— start of Supplied entries —
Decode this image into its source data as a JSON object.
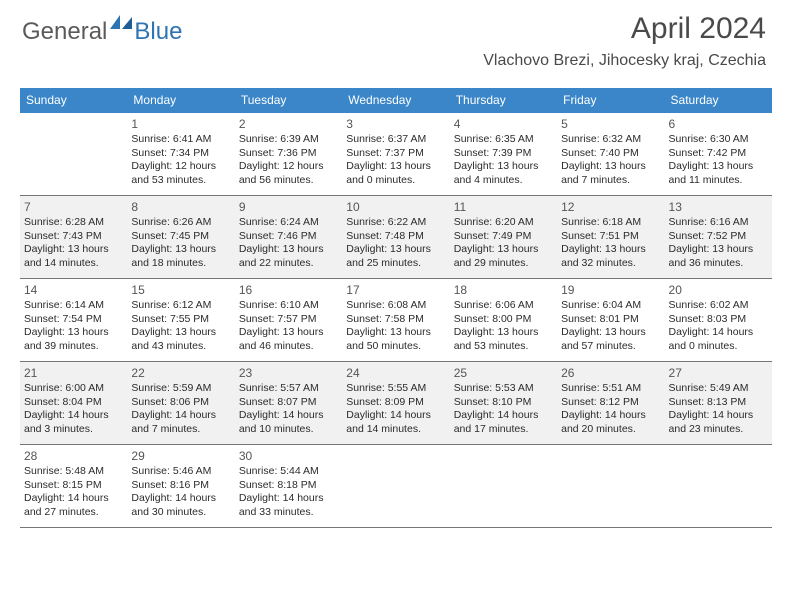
{
  "logo": {
    "textA": "General",
    "textB": "Blue"
  },
  "header": {
    "month_title": "April 2024",
    "location": "Vlachovo Brezi, Jihocesky kraj, Czechia"
  },
  "style": {
    "header_bg": "#3a86c8",
    "header_text": "#ffffff",
    "shaded_bg": "#f1f1f1",
    "line_color": "#767676",
    "body_text": "#2b2b2b",
    "day_number_color": "#555555",
    "logo_gray": "#5a5a5a",
    "logo_blue": "#2d74b3",
    "font_family": "Arial, Helvetica, sans-serif",
    "month_title_fontsize": 30,
    "location_fontsize": 16,
    "weekday_fontsize": 12,
    "daynum_fontsize": 12,
    "body_fontsize": 10.5
  },
  "weekdays": [
    "Sunday",
    "Monday",
    "Tuesday",
    "Wednesday",
    "Thursday",
    "Friday",
    "Saturday"
  ],
  "weeks": [
    {
      "shaded": false,
      "days": [
        null,
        {
          "num": "1",
          "sunrise": "6:41 AM",
          "sunset": "7:34 PM",
          "daylight": "12 hours and 53 minutes."
        },
        {
          "num": "2",
          "sunrise": "6:39 AM",
          "sunset": "7:36 PM",
          "daylight": "12 hours and 56 minutes."
        },
        {
          "num": "3",
          "sunrise": "6:37 AM",
          "sunset": "7:37 PM",
          "daylight": "13 hours and 0 minutes."
        },
        {
          "num": "4",
          "sunrise": "6:35 AM",
          "sunset": "7:39 PM",
          "daylight": "13 hours and 4 minutes."
        },
        {
          "num": "5",
          "sunrise": "6:32 AM",
          "sunset": "7:40 PM",
          "daylight": "13 hours and 7 minutes."
        },
        {
          "num": "6",
          "sunrise": "6:30 AM",
          "sunset": "7:42 PM",
          "daylight": "13 hours and 11 minutes."
        }
      ]
    },
    {
      "shaded": true,
      "days": [
        {
          "num": "7",
          "sunrise": "6:28 AM",
          "sunset": "7:43 PM",
          "daylight": "13 hours and 14 minutes."
        },
        {
          "num": "8",
          "sunrise": "6:26 AM",
          "sunset": "7:45 PM",
          "daylight": "13 hours and 18 minutes."
        },
        {
          "num": "9",
          "sunrise": "6:24 AM",
          "sunset": "7:46 PM",
          "daylight": "13 hours and 22 minutes."
        },
        {
          "num": "10",
          "sunrise": "6:22 AM",
          "sunset": "7:48 PM",
          "daylight": "13 hours and 25 minutes."
        },
        {
          "num": "11",
          "sunrise": "6:20 AM",
          "sunset": "7:49 PM",
          "daylight": "13 hours and 29 minutes."
        },
        {
          "num": "12",
          "sunrise": "6:18 AM",
          "sunset": "7:51 PM",
          "daylight": "13 hours and 32 minutes."
        },
        {
          "num": "13",
          "sunrise": "6:16 AM",
          "sunset": "7:52 PM",
          "daylight": "13 hours and 36 minutes."
        }
      ]
    },
    {
      "shaded": false,
      "days": [
        {
          "num": "14",
          "sunrise": "6:14 AM",
          "sunset": "7:54 PM",
          "daylight": "13 hours and 39 minutes."
        },
        {
          "num": "15",
          "sunrise": "6:12 AM",
          "sunset": "7:55 PM",
          "daylight": "13 hours and 43 minutes."
        },
        {
          "num": "16",
          "sunrise": "6:10 AM",
          "sunset": "7:57 PM",
          "daylight": "13 hours and 46 minutes."
        },
        {
          "num": "17",
          "sunrise": "6:08 AM",
          "sunset": "7:58 PM",
          "daylight": "13 hours and 50 minutes."
        },
        {
          "num": "18",
          "sunrise": "6:06 AM",
          "sunset": "8:00 PM",
          "daylight": "13 hours and 53 minutes."
        },
        {
          "num": "19",
          "sunrise": "6:04 AM",
          "sunset": "8:01 PM",
          "daylight": "13 hours and 57 minutes."
        },
        {
          "num": "20",
          "sunrise": "6:02 AM",
          "sunset": "8:03 PM",
          "daylight": "14 hours and 0 minutes."
        }
      ]
    },
    {
      "shaded": true,
      "days": [
        {
          "num": "21",
          "sunrise": "6:00 AM",
          "sunset": "8:04 PM",
          "daylight": "14 hours and 3 minutes."
        },
        {
          "num": "22",
          "sunrise": "5:59 AM",
          "sunset": "8:06 PM",
          "daylight": "14 hours and 7 minutes."
        },
        {
          "num": "23",
          "sunrise": "5:57 AM",
          "sunset": "8:07 PM",
          "daylight": "14 hours and 10 minutes."
        },
        {
          "num": "24",
          "sunrise": "5:55 AM",
          "sunset": "8:09 PM",
          "daylight": "14 hours and 14 minutes."
        },
        {
          "num": "25",
          "sunrise": "5:53 AM",
          "sunset": "8:10 PM",
          "daylight": "14 hours and 17 minutes."
        },
        {
          "num": "26",
          "sunrise": "5:51 AM",
          "sunset": "8:12 PM",
          "daylight": "14 hours and 20 minutes."
        },
        {
          "num": "27",
          "sunrise": "5:49 AM",
          "sunset": "8:13 PM",
          "daylight": "14 hours and 23 minutes."
        }
      ]
    },
    {
      "shaded": false,
      "days": [
        {
          "num": "28",
          "sunrise": "5:48 AM",
          "sunset": "8:15 PM",
          "daylight": "14 hours and 27 minutes."
        },
        {
          "num": "29",
          "sunrise": "5:46 AM",
          "sunset": "8:16 PM",
          "daylight": "14 hours and 30 minutes."
        },
        {
          "num": "30",
          "sunrise": "5:44 AM",
          "sunset": "8:18 PM",
          "daylight": "14 hours and 33 minutes."
        },
        null,
        null,
        null,
        null
      ]
    }
  ],
  "labels": {
    "sunrise": "Sunrise:",
    "sunset": "Sunset:",
    "daylight": "Daylight:"
  }
}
— end of Supplied entries —
» **Task description**
Repeat the entries exactly and keep the pictures out of the copy.

» **Response**
Decode this image into its source data as a JSON object.
{
  "logo": {
    "textA": "General",
    "textB": "Blue"
  },
  "header": {
    "month_title": "April 2024",
    "location": "Vlachovo Brezi, Jihocesky kraj, Czechia"
  },
  "style": {
    "header_bg": "#3a86c8",
    "header_text": "#ffffff",
    "shaded_bg": "#f1f1f1",
    "line_color": "#767676",
    "body_text": "#2b2b2b",
    "day_number_color": "#555555",
    "logo_gray": "#5a5a5a",
    "logo_blue": "#2d74b3",
    "font_family": "Arial, Helvetica, sans-serif",
    "month_title_fontsize": 30,
    "location_fontsize": 16,
    "weekday_fontsize": 12,
    "daynum_fontsize": 12,
    "body_fontsize": 10.5
  },
  "weekdays": [
    "Sunday",
    "Monday",
    "Tuesday",
    "Wednesday",
    "Thursday",
    "Friday",
    "Saturday"
  ],
  "weeks": [
    {
      "shaded": false,
      "days": [
        null,
        {
          "num": "1",
          "sunrise": "6:41 AM",
          "sunset": "7:34 PM",
          "daylight": "12 hours and 53 minutes."
        },
        {
          "num": "2",
          "sunrise": "6:39 AM",
          "sunset": "7:36 PM",
          "daylight": "12 hours and 56 minutes."
        },
        {
          "num": "3",
          "sunrise": "6:37 AM",
          "sunset": "7:37 PM",
          "daylight": "13 hours and 0 minutes."
        },
        {
          "num": "4",
          "sunrise": "6:35 AM",
          "sunset": "7:39 PM",
          "daylight": "13 hours and 4 minutes."
        },
        {
          "num": "5",
          "sunrise": "6:32 AM",
          "sunset": "7:40 PM",
          "daylight": "13 hours and 7 minutes."
        },
        {
          "num": "6",
          "sunrise": "6:30 AM",
          "sunset": "7:42 PM",
          "daylight": "13 hours and 11 minutes."
        }
      ]
    },
    {
      "shaded": true,
      "days": [
        {
          "num": "7",
          "sunrise": "6:28 AM",
          "sunset": "7:43 PM",
          "daylight": "13 hours and 14 minutes."
        },
        {
          "num": "8",
          "sunrise": "6:26 AM",
          "sunset": "7:45 PM",
          "daylight": "13 hours and 18 minutes."
        },
        {
          "num": "9",
          "sunrise": "6:24 AM",
          "sunset": "7:46 PM",
          "daylight": "13 hours and 22 minutes."
        },
        {
          "num": "10",
          "sunrise": "6:22 AM",
          "sunset": "7:48 PM",
          "daylight": "13 hours and 25 minutes."
        },
        {
          "num": "11",
          "sunrise": "6:20 AM",
          "sunset": "7:49 PM",
          "daylight": "13 hours and 29 minutes."
        },
        {
          "num": "12",
          "sunrise": "6:18 AM",
          "sunset": "7:51 PM",
          "daylight": "13 hours and 32 minutes."
        },
        {
          "num": "13",
          "sunrise": "6:16 AM",
          "sunset": "7:52 PM",
          "daylight": "13 hours and 36 minutes."
        }
      ]
    },
    {
      "shaded": false,
      "days": [
        {
          "num": "14",
          "sunrise": "6:14 AM",
          "sunset": "7:54 PM",
          "daylight": "13 hours and 39 minutes."
        },
        {
          "num": "15",
          "sunrise": "6:12 AM",
          "sunset": "7:55 PM",
          "daylight": "13 hours and 43 minutes."
        },
        {
          "num": "16",
          "sunrise": "6:10 AM",
          "sunset": "7:57 PM",
          "daylight": "13 hours and 46 minutes."
        },
        {
          "num": "17",
          "sunrise": "6:08 AM",
          "sunset": "7:58 PM",
          "daylight": "13 hours and 50 minutes."
        },
        {
          "num": "18",
          "sunrise": "6:06 AM",
          "sunset": "8:00 PM",
          "daylight": "13 hours and 53 minutes."
        },
        {
          "num": "19",
          "sunrise": "6:04 AM",
          "sunset": "8:01 PM",
          "daylight": "13 hours and 57 minutes."
        },
        {
          "num": "20",
          "sunrise": "6:02 AM",
          "sunset": "8:03 PM",
          "daylight": "14 hours and 0 minutes."
        }
      ]
    },
    {
      "shaded": true,
      "days": [
        {
          "num": "21",
          "sunrise": "6:00 AM",
          "sunset": "8:04 PM",
          "daylight": "14 hours and 3 minutes."
        },
        {
          "num": "22",
          "sunrise": "5:59 AM",
          "sunset": "8:06 PM",
          "daylight": "14 hours and 7 minutes."
        },
        {
          "num": "23",
          "sunrise": "5:57 AM",
          "sunset": "8:07 PM",
          "daylight": "14 hours and 10 minutes."
        },
        {
          "num": "24",
          "sunrise": "5:55 AM",
          "sunset": "8:09 PM",
          "daylight": "14 hours and 14 minutes."
        },
        {
          "num": "25",
          "sunrise": "5:53 AM",
          "sunset": "8:10 PM",
          "daylight": "14 hours and 17 minutes."
        },
        {
          "num": "26",
          "sunrise": "5:51 AM",
          "sunset": "8:12 PM",
          "daylight": "14 hours and 20 minutes."
        },
        {
          "num": "27",
          "sunrise": "5:49 AM",
          "sunset": "8:13 PM",
          "daylight": "14 hours and 23 minutes."
        }
      ]
    },
    {
      "shaded": false,
      "days": [
        {
          "num": "28",
          "sunrise": "5:48 AM",
          "sunset": "8:15 PM",
          "daylight": "14 hours and 27 minutes."
        },
        {
          "num": "29",
          "sunrise": "5:46 AM",
          "sunset": "8:16 PM",
          "daylight": "14 hours and 30 minutes."
        },
        {
          "num": "30",
          "sunrise": "5:44 AM",
          "sunset": "8:18 PM",
          "daylight": "14 hours and 33 minutes."
        },
        null,
        null,
        null,
        null
      ]
    }
  ],
  "labels": {
    "sunrise": "Sunrise:",
    "sunset": "Sunset:",
    "daylight": "Daylight:"
  }
}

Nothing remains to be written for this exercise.